* _RECORDS PROVIDED_:
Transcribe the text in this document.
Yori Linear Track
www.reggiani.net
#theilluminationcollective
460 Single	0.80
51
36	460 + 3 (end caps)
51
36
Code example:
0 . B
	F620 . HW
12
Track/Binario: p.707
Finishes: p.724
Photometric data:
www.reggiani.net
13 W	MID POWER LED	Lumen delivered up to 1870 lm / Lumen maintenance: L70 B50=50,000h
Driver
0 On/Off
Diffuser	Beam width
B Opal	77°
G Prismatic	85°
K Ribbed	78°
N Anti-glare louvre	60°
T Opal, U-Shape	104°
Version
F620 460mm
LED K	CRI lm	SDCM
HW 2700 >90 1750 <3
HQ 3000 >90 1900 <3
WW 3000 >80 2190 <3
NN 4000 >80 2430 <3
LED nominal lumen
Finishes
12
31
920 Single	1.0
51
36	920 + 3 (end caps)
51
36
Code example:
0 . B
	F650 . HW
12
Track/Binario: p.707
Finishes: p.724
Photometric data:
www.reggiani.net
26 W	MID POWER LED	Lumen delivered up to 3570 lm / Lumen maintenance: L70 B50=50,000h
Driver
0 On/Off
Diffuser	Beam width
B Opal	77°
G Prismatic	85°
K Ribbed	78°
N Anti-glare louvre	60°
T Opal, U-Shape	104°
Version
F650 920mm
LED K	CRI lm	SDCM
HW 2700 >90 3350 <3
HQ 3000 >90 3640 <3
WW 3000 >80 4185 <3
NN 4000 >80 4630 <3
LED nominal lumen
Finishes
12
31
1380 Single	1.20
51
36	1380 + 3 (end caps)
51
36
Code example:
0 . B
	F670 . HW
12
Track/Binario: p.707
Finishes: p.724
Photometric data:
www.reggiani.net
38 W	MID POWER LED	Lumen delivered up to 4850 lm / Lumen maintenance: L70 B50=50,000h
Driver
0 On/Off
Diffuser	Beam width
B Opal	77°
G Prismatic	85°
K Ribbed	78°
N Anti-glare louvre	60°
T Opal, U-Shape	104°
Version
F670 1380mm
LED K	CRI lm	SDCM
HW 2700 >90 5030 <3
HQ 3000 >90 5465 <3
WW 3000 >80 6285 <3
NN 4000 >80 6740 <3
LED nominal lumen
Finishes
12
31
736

* _SET PROBLEM_:
Using the data above, reproduce every line exactly.

* _FULL OUTPUT_:
Transcribe the text in this document.
Yori Linear Track
www.reggiani.net
#theilluminationcollective
460 Single	0.80
51
36	460 + 3 (end caps)
51
36
Code example:
0 . B
	F620 . HW
12
Track/Binario: p.707
Finishes: p.724
Photometric data:
www.reggiani.net
13 W	MID POWER LED	Lumen delivered up to 1870 lm / Lumen maintenance: L70 B50=50,000h
Driver
0 On/Off
Diffuser	Beam width
B Opal	77°
G Prismatic	85°
K Ribbed	78°
N Anti-glare louvre	60°
T Opal, U-Shape	104°
Version
F620 460mm
LED K	CRI lm	SDCM
HW 2700 >90 1750 <3
HQ 3000 >90 1900 <3
WW 3000 >80 2190 <3
NN 4000 >80 2430 <3
LED nominal lumen
Finishes
12
31
920 Single	1.0
51
36	920 + 3 (end caps)
51
36
Code example:
0 . B
	F650 . HW
12
Track/Binario: p.707
Finishes: p.724
Photometric data:
www.reggiani.net
26 W	MID POWER LED	Lumen delivered up to 3570 lm / Lumen maintenance: L70 B50=50,000h
Driver
0 On/Off
Diffuser	Beam width
B Opal	77°
G Prismatic	85°
K Ribbed	78°
N Anti-glare louvre	60°
T Opal, U-Shape	104°
Version
F650 920mm
LED K	CRI lm	SDCM
HW 2700 >90 3350 <3
HQ 3000 >90 3640 <3
WW 3000 >80 4185 <3
NN 4000 >80 4630 <3
LED nominal lumen
Finishes
12
31
1380 Single	1.20
51
36	1380 + 3 (end caps)
51
36
Code example:
0 . B
	F670 . HW
12
Track/Binario: p.707
Finishes: p.724
Photometric data:
www.reggiani.net
38 W	MID POWER LED	Lumen delivered up to 4850 lm / Lumen maintenance: L70 B50=50,000h
Driver
0 On/Off
Diffuser	Beam width
B Opal	77°
G Prismatic	85°
K Ribbed	78°
N Anti-glare louvre	60°
T Opal, U-Shape	104°
Version
F670 1380mm
LED K	CRI lm	SDCM
HW 2700 >90 5030 <3
HQ 3000 >90 5465 <3
WW 3000 >80 6285 <3
NN 4000 >80 6740 <3
LED nominal lumen
Finishes
12
31
736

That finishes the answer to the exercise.